### Instruction
All of the lines below are to be printed again exactly; images are excluded from the output.

(Data records)
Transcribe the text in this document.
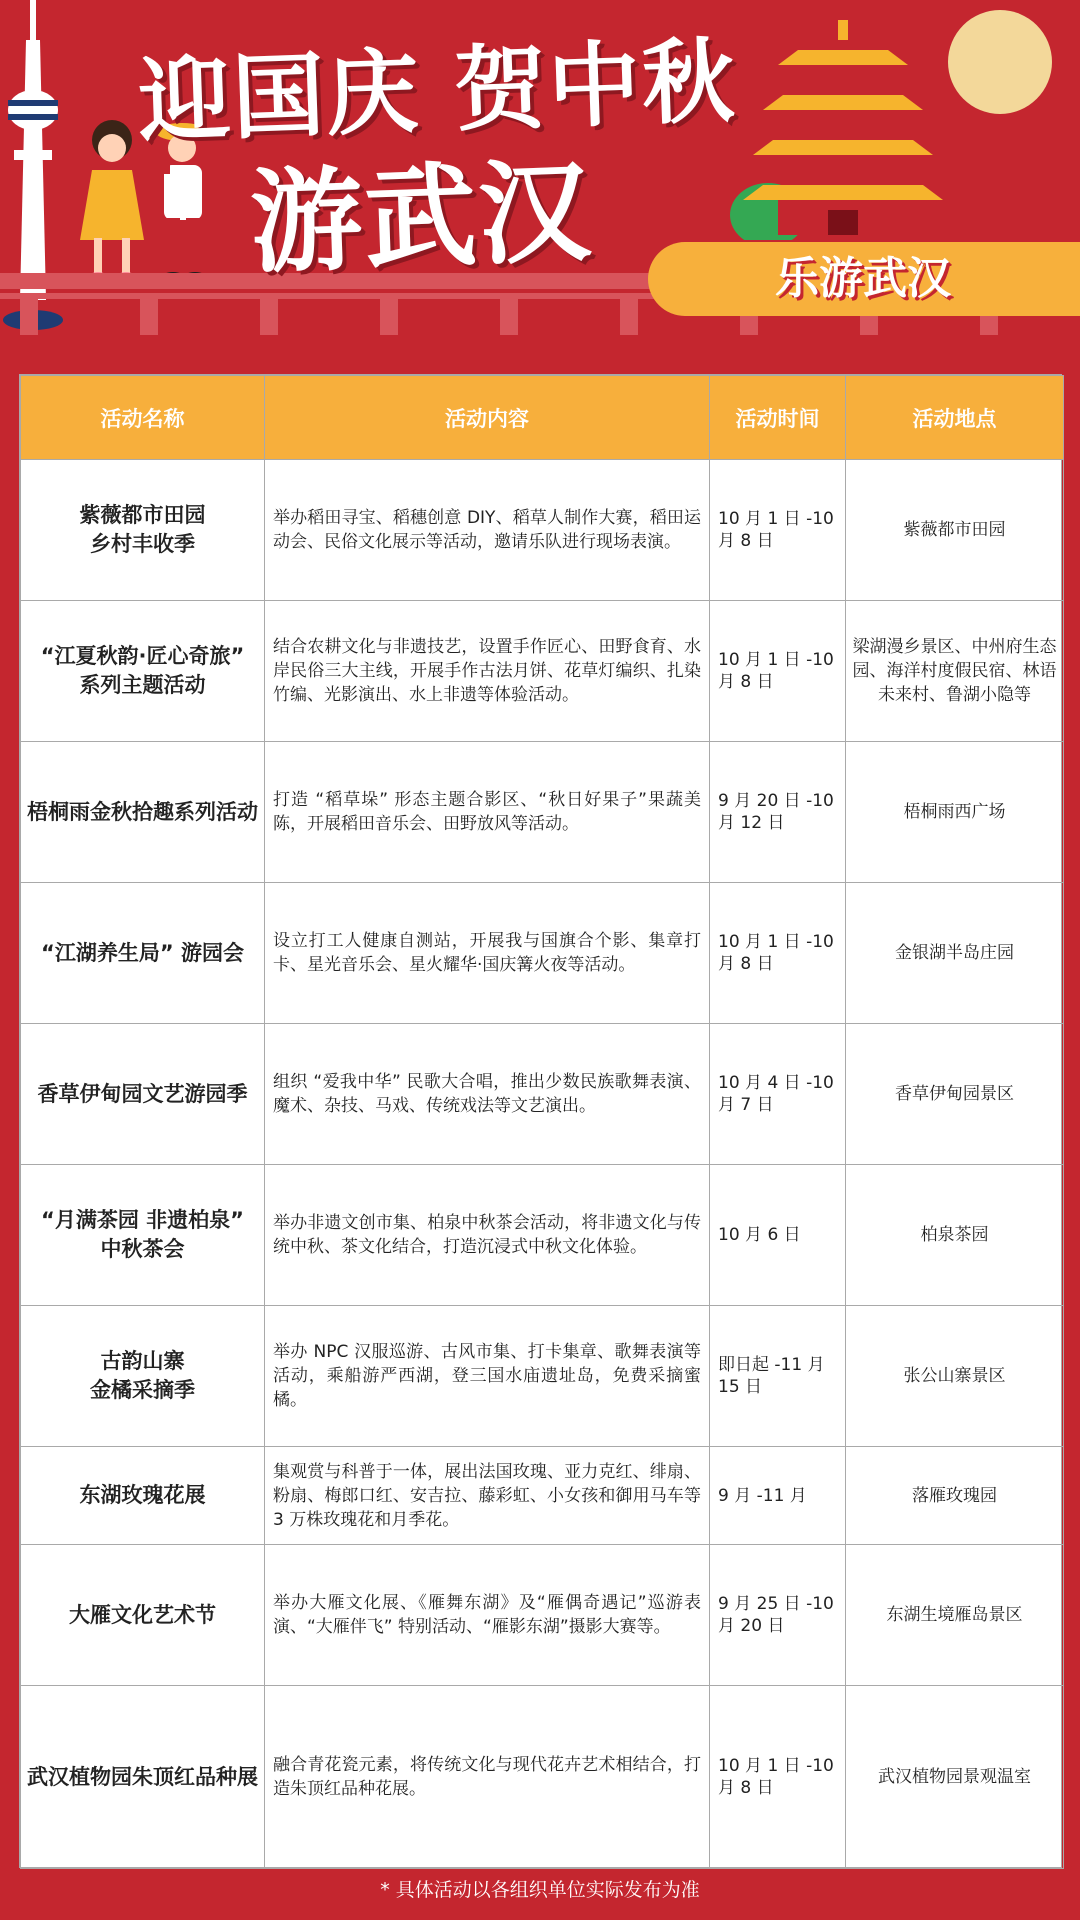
迎国庆 贺中秋
游武汉	乐游武汉
活动名称	活动内容	活动时间	活动地点
紫薇都市田园
乡村丰收季	举办稻田寻宝、稻穗创意 DIY、稻草人制作大赛，稻田运动会、民俗文化展示等活动，邀请乐队进行现场表演。	10 月 1 日 -10 月 8 日	紫薇都市田园
“江夏秋韵·匠心奇旅”
系列主题活动	结合农耕文化与非遗技艺，设置手作匠心、田野食育、水岸民俗三大主线，开展手作古法月饼、花草灯编织、扎染竹编、光影演出、水上非遗等体验活动。	10 月 1 日 -10 月 8 日	梁湖漫乡景区、中州府生态园、海洋村度假民宿、林语未来村、鲁湖小隐等
梧桐雨金秋拾趣系列活动	打造 “稻草垛” 形态主题合影区、“秋日好果子”果蔬美陈，开展稻田音乐会、田野放风等活动。	9 月 20 日 -10 月 12 日	梧桐雨西广场
“江湖养生局” 游园会	设立打工人健康自测站，开展我与国旗合个影、集章打卡、星光音乐会、星火耀华·国庆篝火夜等活动。	10 月 1 日 -10 月 8 日	金银湖半岛庄园
香草伊甸园文艺游园季	组织 “爱我中华” 民歌大合唱，推出少数民族歌舞表演、魔术、杂技、马戏、传统戏法等文艺演出。	10 月 4 日 -10 月 7 日	香草伊甸园景区
“月满茶园 非遗柏泉”
中秋茶会	举办非遗文创市集、柏泉中秋茶会活动，将非遗文化与传统中秋、茶文化结合，打造沉浸式中秋文化体验。	10 月 6 日	柏泉茶园
古韵山寨
金橘采摘季	举办 NPC 汉服巡游、古风市集、打卡集章、歌舞表演等活动，乘船游严西湖，登三国水庙遗址岛，免费采摘蜜橘。	即日起 -11 月 15 日	张公山寨景区
东湖玫瑰花展	集观赏与科普于一体，展出法国玫瑰、亚力克红、绯扇、粉扇、梅郎口红、安吉拉、藤彩虹、小女孩和御用马车等 3 万株玫瑰花和月季花。	9 月 -11 月	落雁玫瑰园
大雁文化艺术节	举办大雁文化展、《雁舞东湖》及“雁偶奇遇记”巡游表演、“大雁伴飞” 特别活动、“雁影东湖”摄影大赛等。	9 月 25 日 -10 月 20 日	东湖生境雁岛景区
武汉植物园朱顶红品种展	融合青花瓷元素，将传统文化与现代花卉艺术相结合，打造朱顶红品种花展。	10 月 1 日 -10 月 8 日	武汉植物园景观温室
* 具体活动以各组织单位实际发布为准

### Exercise solution
Transcribe the text in this document.
迎国庆 贺中秋
游武汉	乐游武汉
活动名称	活动内容	活动时间	活动地点
紫薇都市田园
乡村丰收季	举办稻田寻宝、稻穗创意 DIY、稻草人制作大赛，稻田运动会、民俗文化展示等活动，邀请乐队进行现场表演。	10 月 1 日 -10 月 8 日	紫薇都市田园
“江夏秋韵·匠心奇旅”
系列主题活动	结合农耕文化与非遗技艺，设置手作匠心、田野食育、水岸民俗三大主线，开展手作古法月饼、花草灯编织、扎染竹编、光影演出、水上非遗等体验活动。	10 月 1 日 -10 月 8 日	梁湖漫乡景区、中州府生态园、海洋村度假民宿、林语未来村、鲁湖小隐等
梧桐雨金秋拾趣系列活动	打造 “稻草垛” 形态主题合影区、“秋日好果子”果蔬美陈，开展稻田音乐会、田野放风等活动。	9 月 20 日 -10 月 12 日	梧桐雨西广场
“江湖养生局” 游园会	设立打工人健康自测站，开展我与国旗合个影、集章打卡、星光音乐会、星火耀华·国庆篝火夜等活动。	10 月 1 日 -10 月 8 日	金银湖半岛庄园
香草伊甸园文艺游园季	组织 “爱我中华” 民歌大合唱，推出少数民族歌舞表演、魔术、杂技、马戏、传统戏法等文艺演出。	10 月 4 日 -10 月 7 日	香草伊甸园景区
“月满茶园 非遗柏泉”
中秋茶会	举办非遗文创市集、柏泉中秋茶会活动，将非遗文化与传统中秋、茶文化结合，打造沉浸式中秋文化体验。	10 月 6 日	柏泉茶园
古韵山寨
金橘采摘季	举办 NPC 汉服巡游、古风市集、打卡集章、歌舞表演等活动，乘船游严西湖，登三国水庙遗址岛，免费采摘蜜橘。	即日起 -11 月 15 日	张公山寨景区
东湖玫瑰花展	集观赏与科普于一体，展出法国玫瑰、亚力克红、绯扇、粉扇、梅郎口红、安吉拉、藤彩虹、小女孩和御用马车等 3 万株玫瑰花和月季花。	9 月 -11 月	落雁玫瑰园
大雁文化艺术节	举办大雁文化展、《雁舞东湖》及“雁偶奇遇记”巡游表演、“大雁伴飞” 特别活动、“雁影东湖”摄影大赛等。	9 月 25 日 -10 月 20 日	东湖生境雁岛景区
武汉植物园朱顶红品种展	融合青花瓷元素，将传统文化与现代花卉艺术相结合，打造朱顶红品种花展。	10 月 1 日 -10 月 8 日	武汉植物园景观温室
* 具体活动以各组织单位实际发布为准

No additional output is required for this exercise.